Records supplied =
-------------------------
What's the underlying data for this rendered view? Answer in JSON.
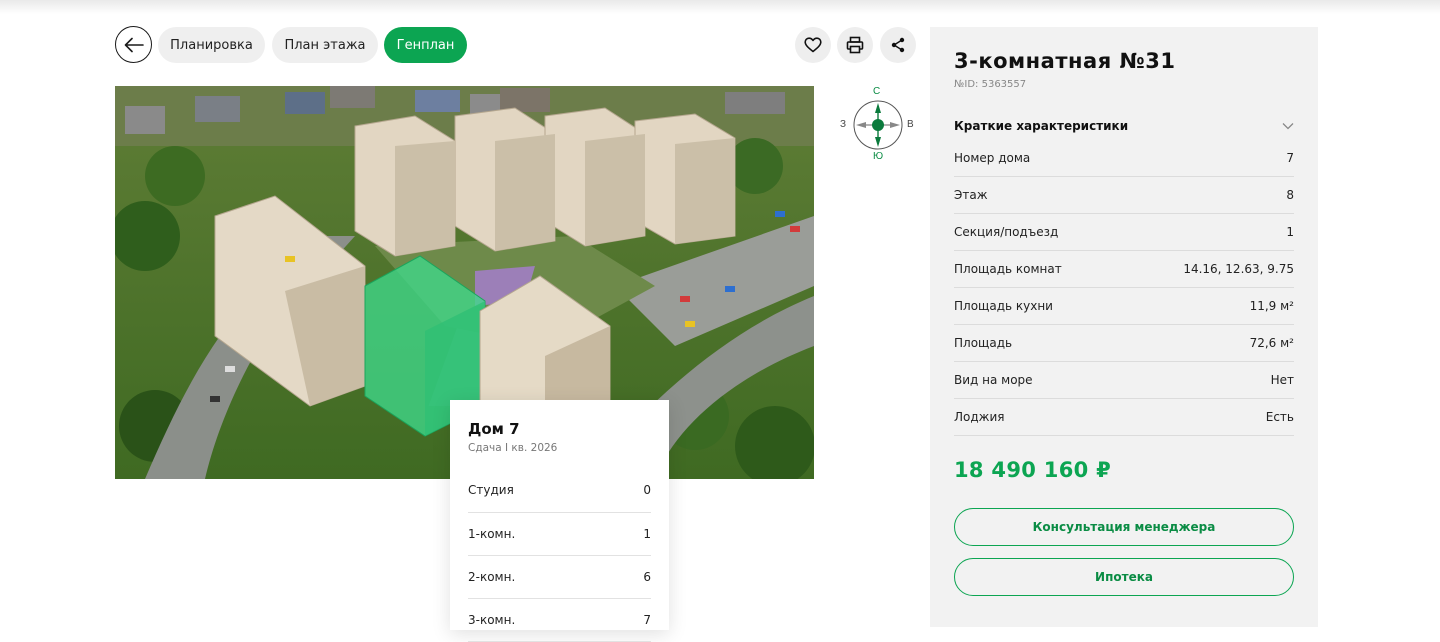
{
  "nav": {
    "tabs": [
      {
        "label": "Планировка"
      },
      {
        "label": "План этажа"
      },
      {
        "label": "Генплан"
      }
    ]
  },
  "compass": {
    "north": "С",
    "south": "Ю",
    "west": "З",
    "east": "В"
  },
  "house_card": {
    "title": "Дом 7",
    "subtitle": "Сдача I кв. 2026",
    "rows": [
      {
        "label": "Студия",
        "value": "0"
      },
      {
        "label": "1-комн.",
        "value": "1"
      },
      {
        "label": "2-комн.",
        "value": "6"
      },
      {
        "label": "3-комн.",
        "value": "7"
      }
    ]
  },
  "apartment": {
    "title": "3-комнатная №31",
    "id_label": "№ID: 5363557",
    "characteristics_title": "Краткие характеристики",
    "specs": [
      {
        "label": "Номер дома",
        "value": "7"
      },
      {
        "label": "Этаж",
        "value": "8"
      },
      {
        "label": "Секция/подъезд",
        "value": "1"
      },
      {
        "label": "Площадь комнат",
        "value": "14.16, 12.63, 9.75"
      },
      {
        "label": "Площадь кухни",
        "value": "11,9 м²"
      },
      {
        "label": "Площадь",
        "value": "72,6 м²"
      },
      {
        "label": "Вид на море",
        "value": "Нет"
      },
      {
        "label": "Лоджия",
        "value": "Есть"
      }
    ],
    "price": "18 490 160 ₽",
    "buttons": {
      "consult": "Консультация менеджера",
      "mortgage": "Ипотека"
    }
  },
  "colors": {
    "accent": "#0ca552",
    "highlight": "#3fd88a"
  }
}
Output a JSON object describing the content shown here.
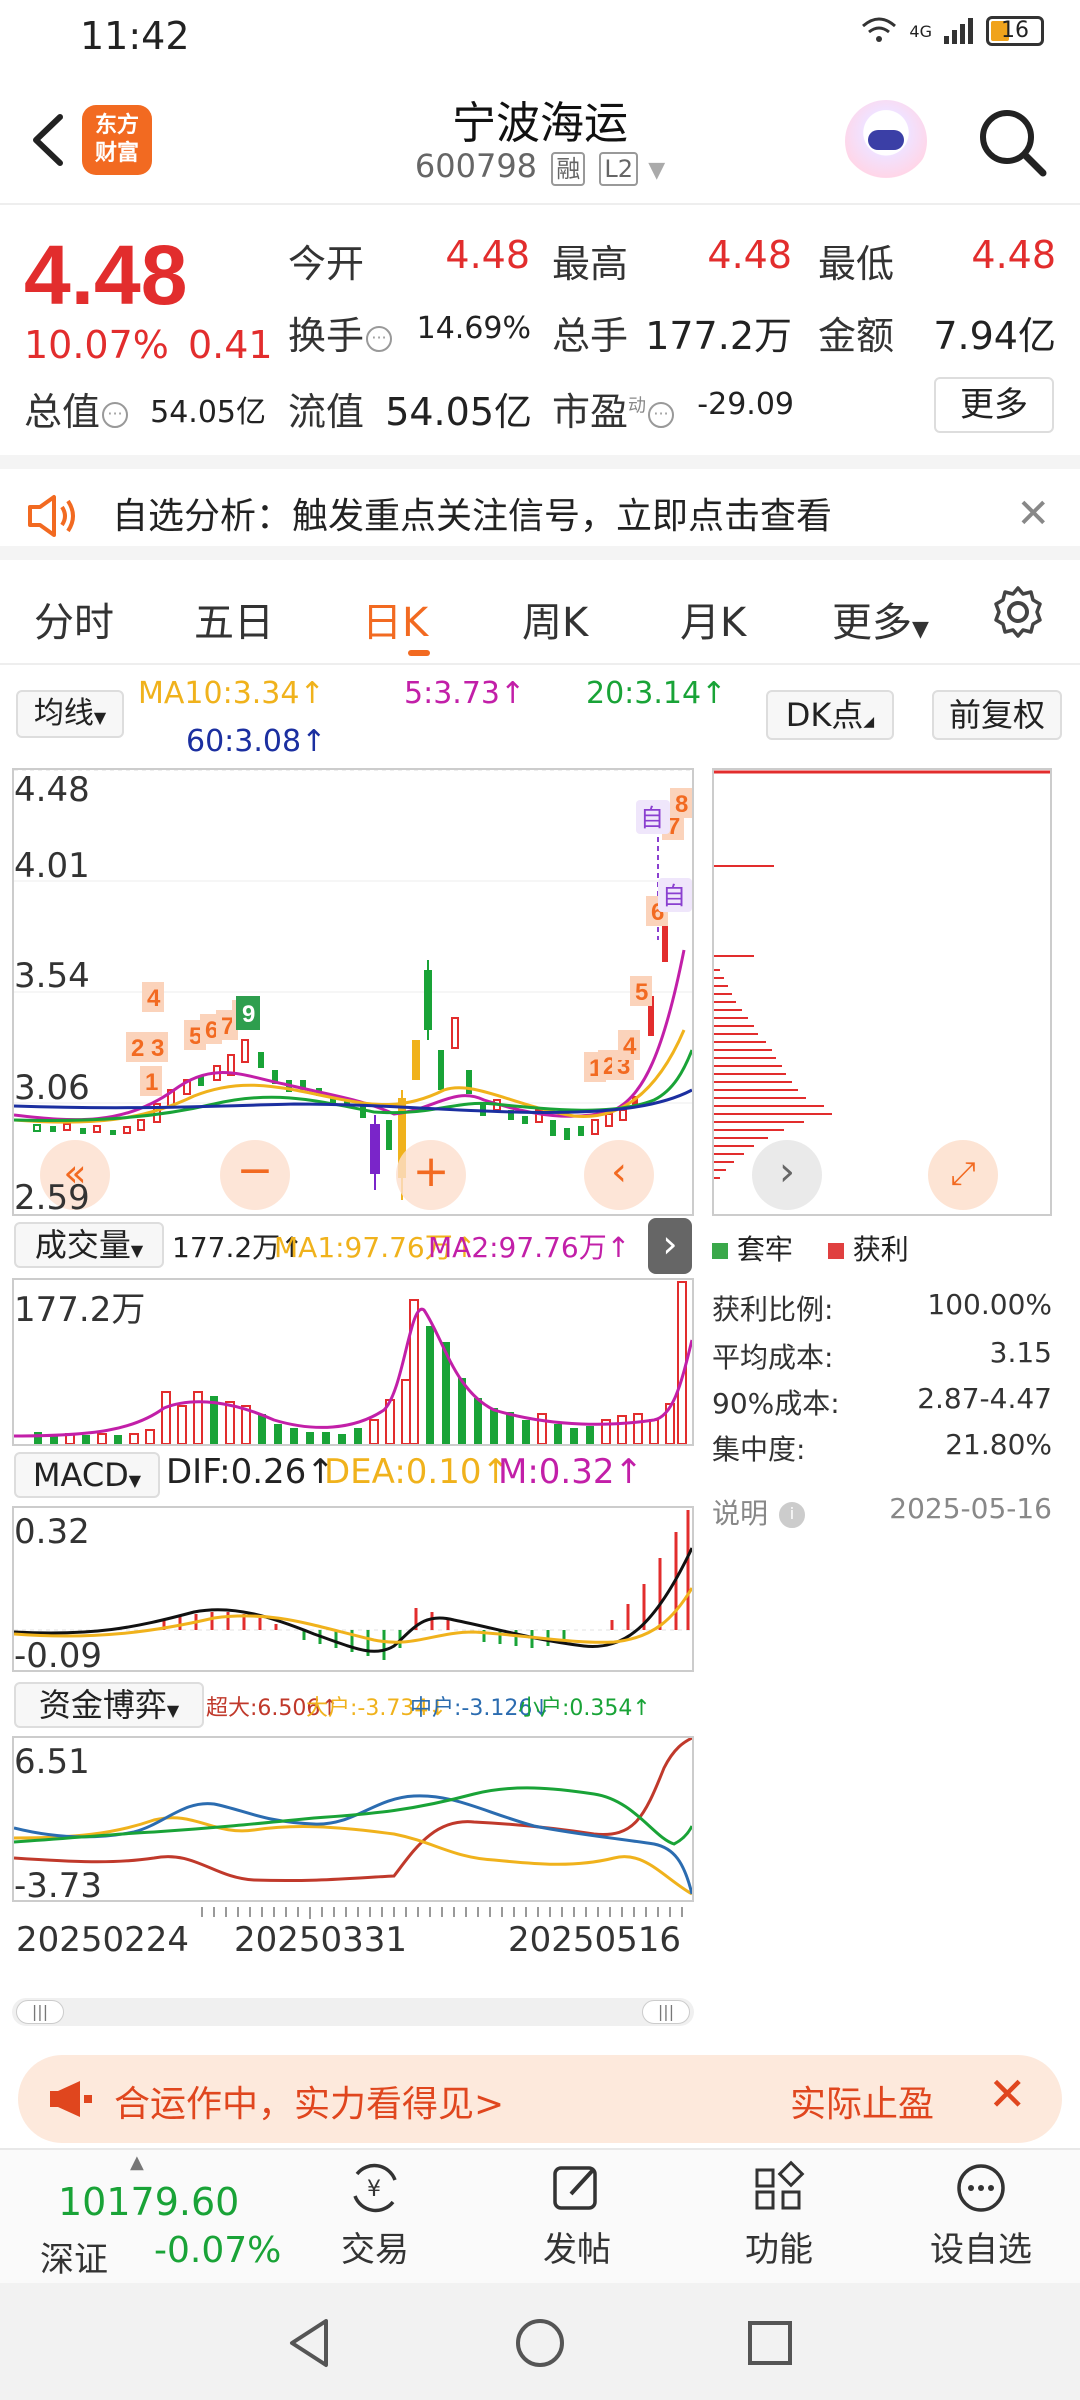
-------------------------
To do = Using the material above, return every line exactly as it appears, minus the pictures.

Task response =
What's the underlying data for this rendered view? Answer in JSON.
{
  "nav": {
    "tabs": [
      {
        "label": "Планировка"
      },
      {
        "label": "План этажа"
      },
      {
        "label": "Генплан"
      }
    ]
  },
  "compass": {
    "north": "С",
    "south": "Ю",
    "west": "З",
    "east": "В"
  },
  "house_card": {
    "title": "Дом 7",
    "subtitle": "Сдача I кв. 2026",
    "rows": [
      {
        "label": "Студия",
        "value": "0"
      },
      {
        "label": "1-комн.",
        "value": "1"
      },
      {
        "label": "2-комн.",
        "value": "6"
      },
      {
        "label": "3-комн.",
        "value": "7"
      }
    ]
  },
  "apartment": {
    "title": "3-комнатная №31",
    "id_label": "№ID: 5363557",
    "characteristics_title": "Краткие характеристики",
    "specs": [
      {
        "label": "Номер дома",
        "value": "7"
      },
      {
        "label": "Этаж",
        "value": "8"
      },
      {
        "label": "Секция/подъезд",
        "value": "1"
      },
      {
        "label": "Площадь комнат",
        "value": "14.16, 12.63, 9.75"
      },
      {
        "label": "Площадь кухни",
        "value": "11,9 м²"
      },
      {
        "label": "Площадь",
        "value": "72,6 м²"
      },
      {
        "label": "Вид на море",
        "value": "Нет"
      },
      {
        "label": "Лоджия",
        "value": "Есть"
      }
    ],
    "price": "18 490 160 ₽",
    "buttons": {
      "consult": "Консультация менеджера",
      "mortgage": "Ипотека"
    }
  },
  "colors": {
    "accent": "#0ca552",
    "highlight": "#3fd88a"
  }
}
Output a JSON object describing the content shown here.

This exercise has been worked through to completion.